▸ Task brief: Output every record word for word.

▸ Data provided:
________

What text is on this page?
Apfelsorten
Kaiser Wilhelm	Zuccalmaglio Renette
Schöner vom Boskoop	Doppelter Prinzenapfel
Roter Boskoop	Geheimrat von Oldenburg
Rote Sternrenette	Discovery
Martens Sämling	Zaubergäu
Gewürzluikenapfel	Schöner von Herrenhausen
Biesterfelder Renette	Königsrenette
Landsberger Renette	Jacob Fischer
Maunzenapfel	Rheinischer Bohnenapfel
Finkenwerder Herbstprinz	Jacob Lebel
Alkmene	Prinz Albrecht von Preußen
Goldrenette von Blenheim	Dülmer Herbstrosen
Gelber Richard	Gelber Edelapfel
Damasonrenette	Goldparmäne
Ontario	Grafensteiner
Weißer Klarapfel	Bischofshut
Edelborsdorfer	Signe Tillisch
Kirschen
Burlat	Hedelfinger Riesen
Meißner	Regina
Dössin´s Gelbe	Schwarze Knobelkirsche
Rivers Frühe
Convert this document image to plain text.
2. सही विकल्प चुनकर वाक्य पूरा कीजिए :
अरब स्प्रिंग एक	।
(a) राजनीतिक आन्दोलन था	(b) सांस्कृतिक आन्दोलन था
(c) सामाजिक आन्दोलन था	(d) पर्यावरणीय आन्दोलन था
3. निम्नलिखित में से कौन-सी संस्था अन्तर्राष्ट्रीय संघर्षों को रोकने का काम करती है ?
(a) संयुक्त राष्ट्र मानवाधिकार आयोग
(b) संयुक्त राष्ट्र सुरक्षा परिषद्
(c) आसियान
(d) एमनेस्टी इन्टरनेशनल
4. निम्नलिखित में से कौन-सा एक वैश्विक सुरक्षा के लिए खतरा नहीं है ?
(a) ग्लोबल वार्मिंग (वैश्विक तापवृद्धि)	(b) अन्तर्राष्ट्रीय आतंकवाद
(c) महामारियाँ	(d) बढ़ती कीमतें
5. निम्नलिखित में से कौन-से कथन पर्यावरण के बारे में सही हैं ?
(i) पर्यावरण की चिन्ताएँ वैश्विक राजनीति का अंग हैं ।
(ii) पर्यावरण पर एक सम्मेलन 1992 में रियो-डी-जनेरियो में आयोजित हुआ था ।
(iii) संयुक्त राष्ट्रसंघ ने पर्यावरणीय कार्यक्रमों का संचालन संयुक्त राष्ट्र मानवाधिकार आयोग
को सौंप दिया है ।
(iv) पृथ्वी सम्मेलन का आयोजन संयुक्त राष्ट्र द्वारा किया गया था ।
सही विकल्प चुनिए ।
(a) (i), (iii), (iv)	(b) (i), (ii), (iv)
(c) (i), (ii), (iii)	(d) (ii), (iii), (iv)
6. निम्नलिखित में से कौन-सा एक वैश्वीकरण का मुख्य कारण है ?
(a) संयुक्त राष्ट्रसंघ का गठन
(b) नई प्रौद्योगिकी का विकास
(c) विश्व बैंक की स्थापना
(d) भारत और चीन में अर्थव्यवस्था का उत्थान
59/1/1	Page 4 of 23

________

▸ In response:
What text is on this page?
Apfelsorten
Kaiser Wilhelm	Zuccalmaglio Renette
Schöner vom Boskoop	Doppelter Prinzenapfel
Roter Boskoop	Geheimrat von Oldenburg
Rote Sternrenette	Discovery
Martens Sämling	Zaubergäu
Gewürzluikenapfel	Schöner von Herrenhausen
Biesterfelder Renette	Königsrenette
Landsberger Renette	Jacob Fischer
Maunzenapfel	Rheinischer Bohnenapfel
Finkenwerder Herbstprinz	Jacob Lebel
Alkmene	Prinz Albrecht von Preußen
Goldrenette von Blenheim	Dülmer Herbstrosen
Gelber Richard	Gelber Edelapfel
Damasonrenette	Goldparmäne
Ontario	Grafensteiner
Weißer Klarapfel	Bischofshut
Edelborsdorfer	Signe Tillisch
Kirschen
Burlat	Hedelfinger Riesen
Meißner	Regina
Dössin´s Gelbe	Schwarze Knobelkirsche
Rivers Frühe
Convert this document image to plain text.
2. सही विकल्प चुनकर वाक्य पूरा कीजिए :
अरब स्प्रिंग एक	।
(a) राजनीतिक आन्दोलन था	(b) सांस्कृतिक आन्दोलन था
(c) सामाजिक आन्दोलन था	(d) पर्यावरणीय आन्दोलन था
3. निम्नलिखित में से कौन-सी संस्था अन्तर्राष्ट्रीय संघर्षों को रोकने का काम करती है ?
(a) संयुक्त राष्ट्र मानवाधिकार आयोग
(b) संयुक्त राष्ट्र सुरक्षा परिषद्
(c) आसियान
(d) एमनेस्टी इन्टरनेशनल
4. निम्नलिखित में से कौन-सा एक वैश्विक सुरक्षा के लिए खतरा नहीं है ?
(a) ग्लोबल वार्मिंग (वैश्विक तापवृद्धि)	(b) अन्तर्राष्ट्रीय आतंकवाद
(c) महामारियाँ	(d) बढ़ती कीमतें
5. निम्नलिखित में से कौन-से कथन पर्यावरण के बारे में सही हैं ?
(i) पर्यावरण की चिन्ताएँ वैश्विक राजनीति का अंग हैं ।
(ii) पर्यावरण पर एक सम्मेलन 1992 में रियो-डी-जनेरियो में आयोजित हुआ था ।
(iii) संयुक्त राष्ट्रसंघ ने पर्यावरणीय कार्यक्रमों का संचालन संयुक्त राष्ट्र मानवाधिकार आयोग
को सौंप दिया है ।
(iv) पृथ्वी सम्मेलन का आयोजन संयुक्त राष्ट्र द्वारा किया गया था ।
सही विकल्प चुनिए ।
(a) (i), (iii), (iv)	(b) (i), (ii), (iv)
(c) (i), (ii), (iii)	(d) (ii), (iii), (iv)
6. निम्नलिखित में से कौन-सा एक वैश्वीकरण का मुख्य कारण है ?
(a) संयुक्त राष्ट्रसंघ का गठन
(b) नई प्रौद्योगिकी का विकास
(c) विश्व बैंक की स्थापना
(d) भारत और चीन में अर्थव्यवस्था का उत्थान
59/1/1	Page 4 of 23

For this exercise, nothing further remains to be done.